Exercise task: Extract all lines from the data beneath that include the word "JSON".

Data for this exercise:
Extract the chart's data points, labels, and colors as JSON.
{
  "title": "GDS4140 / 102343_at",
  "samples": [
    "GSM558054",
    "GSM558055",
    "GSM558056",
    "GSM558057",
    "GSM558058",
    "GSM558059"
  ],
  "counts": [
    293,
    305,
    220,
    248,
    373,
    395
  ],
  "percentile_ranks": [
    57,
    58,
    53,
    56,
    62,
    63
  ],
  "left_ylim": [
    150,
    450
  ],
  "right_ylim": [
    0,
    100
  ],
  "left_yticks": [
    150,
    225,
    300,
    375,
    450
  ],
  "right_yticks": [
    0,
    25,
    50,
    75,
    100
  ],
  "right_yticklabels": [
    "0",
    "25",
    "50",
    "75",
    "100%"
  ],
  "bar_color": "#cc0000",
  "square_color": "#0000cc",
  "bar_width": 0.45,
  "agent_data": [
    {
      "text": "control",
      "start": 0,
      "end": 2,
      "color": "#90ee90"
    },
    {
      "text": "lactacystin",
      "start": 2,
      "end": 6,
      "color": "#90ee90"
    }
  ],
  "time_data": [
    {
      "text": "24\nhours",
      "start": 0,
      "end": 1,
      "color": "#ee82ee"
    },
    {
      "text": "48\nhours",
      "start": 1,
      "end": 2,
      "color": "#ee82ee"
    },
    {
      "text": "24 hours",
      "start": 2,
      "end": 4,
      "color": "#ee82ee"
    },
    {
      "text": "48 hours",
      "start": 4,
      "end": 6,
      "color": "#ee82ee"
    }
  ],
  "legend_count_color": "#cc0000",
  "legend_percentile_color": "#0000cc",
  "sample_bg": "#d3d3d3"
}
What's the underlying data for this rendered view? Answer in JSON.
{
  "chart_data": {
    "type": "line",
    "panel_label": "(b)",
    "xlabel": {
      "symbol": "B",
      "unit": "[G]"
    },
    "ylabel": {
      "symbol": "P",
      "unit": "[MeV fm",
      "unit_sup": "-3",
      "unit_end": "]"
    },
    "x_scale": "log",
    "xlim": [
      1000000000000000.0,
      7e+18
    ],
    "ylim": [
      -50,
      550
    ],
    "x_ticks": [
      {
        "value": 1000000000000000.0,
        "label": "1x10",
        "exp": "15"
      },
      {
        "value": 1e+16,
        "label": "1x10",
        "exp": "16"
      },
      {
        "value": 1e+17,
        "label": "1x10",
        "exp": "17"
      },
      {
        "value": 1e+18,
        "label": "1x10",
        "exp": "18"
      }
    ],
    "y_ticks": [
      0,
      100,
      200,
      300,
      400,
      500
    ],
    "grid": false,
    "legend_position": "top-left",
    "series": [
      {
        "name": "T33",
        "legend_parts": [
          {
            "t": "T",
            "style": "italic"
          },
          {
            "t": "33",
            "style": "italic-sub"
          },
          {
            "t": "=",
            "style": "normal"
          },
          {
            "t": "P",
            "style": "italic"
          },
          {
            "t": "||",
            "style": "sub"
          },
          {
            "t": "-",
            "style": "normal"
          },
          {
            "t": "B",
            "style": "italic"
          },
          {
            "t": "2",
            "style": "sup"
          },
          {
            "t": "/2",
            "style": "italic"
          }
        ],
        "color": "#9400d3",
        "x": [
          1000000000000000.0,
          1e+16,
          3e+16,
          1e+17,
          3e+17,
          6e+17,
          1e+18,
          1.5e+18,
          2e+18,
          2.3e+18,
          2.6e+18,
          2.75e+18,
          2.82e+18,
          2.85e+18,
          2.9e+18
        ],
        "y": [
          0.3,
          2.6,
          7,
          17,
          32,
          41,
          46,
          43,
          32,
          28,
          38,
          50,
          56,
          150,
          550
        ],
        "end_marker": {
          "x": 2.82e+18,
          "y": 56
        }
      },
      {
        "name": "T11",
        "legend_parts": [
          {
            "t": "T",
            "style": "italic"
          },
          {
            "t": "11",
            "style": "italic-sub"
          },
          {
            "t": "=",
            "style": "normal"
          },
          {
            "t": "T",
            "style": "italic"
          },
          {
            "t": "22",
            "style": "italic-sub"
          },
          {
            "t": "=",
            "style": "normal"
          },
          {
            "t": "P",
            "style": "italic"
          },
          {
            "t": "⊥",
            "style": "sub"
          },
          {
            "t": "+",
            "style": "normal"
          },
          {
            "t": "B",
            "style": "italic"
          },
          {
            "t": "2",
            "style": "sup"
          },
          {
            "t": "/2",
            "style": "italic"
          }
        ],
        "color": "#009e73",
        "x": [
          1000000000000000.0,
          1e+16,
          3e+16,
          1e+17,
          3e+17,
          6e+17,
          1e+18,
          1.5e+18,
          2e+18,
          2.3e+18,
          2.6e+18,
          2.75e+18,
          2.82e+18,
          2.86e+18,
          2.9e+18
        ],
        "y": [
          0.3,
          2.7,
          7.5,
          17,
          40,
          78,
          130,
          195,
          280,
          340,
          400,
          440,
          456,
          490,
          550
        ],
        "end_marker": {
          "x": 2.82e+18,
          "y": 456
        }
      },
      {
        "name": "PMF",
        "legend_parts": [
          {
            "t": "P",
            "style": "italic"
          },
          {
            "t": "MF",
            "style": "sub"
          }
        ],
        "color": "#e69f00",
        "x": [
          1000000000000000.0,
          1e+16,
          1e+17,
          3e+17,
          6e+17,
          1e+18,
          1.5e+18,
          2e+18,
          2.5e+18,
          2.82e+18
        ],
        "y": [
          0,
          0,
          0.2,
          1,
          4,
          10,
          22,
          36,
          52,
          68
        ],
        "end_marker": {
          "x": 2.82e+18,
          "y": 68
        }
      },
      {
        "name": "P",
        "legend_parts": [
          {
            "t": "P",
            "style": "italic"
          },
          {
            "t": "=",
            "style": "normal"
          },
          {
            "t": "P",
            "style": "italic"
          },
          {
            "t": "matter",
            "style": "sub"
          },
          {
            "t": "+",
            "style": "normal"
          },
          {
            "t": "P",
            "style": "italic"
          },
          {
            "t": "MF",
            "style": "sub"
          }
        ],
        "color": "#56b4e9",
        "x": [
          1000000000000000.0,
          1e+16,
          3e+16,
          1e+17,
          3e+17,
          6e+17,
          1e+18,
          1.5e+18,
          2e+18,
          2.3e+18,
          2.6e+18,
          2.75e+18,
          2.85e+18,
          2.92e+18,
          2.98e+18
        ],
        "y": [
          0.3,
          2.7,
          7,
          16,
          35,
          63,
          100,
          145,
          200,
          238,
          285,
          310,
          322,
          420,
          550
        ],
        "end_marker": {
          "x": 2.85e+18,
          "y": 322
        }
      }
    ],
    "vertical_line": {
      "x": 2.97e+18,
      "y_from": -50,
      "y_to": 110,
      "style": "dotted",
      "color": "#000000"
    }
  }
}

Task response:
Extract the chart's data points, labels, and colors as JSON.
What's the underlying data for this rendered view? Answer in JSON.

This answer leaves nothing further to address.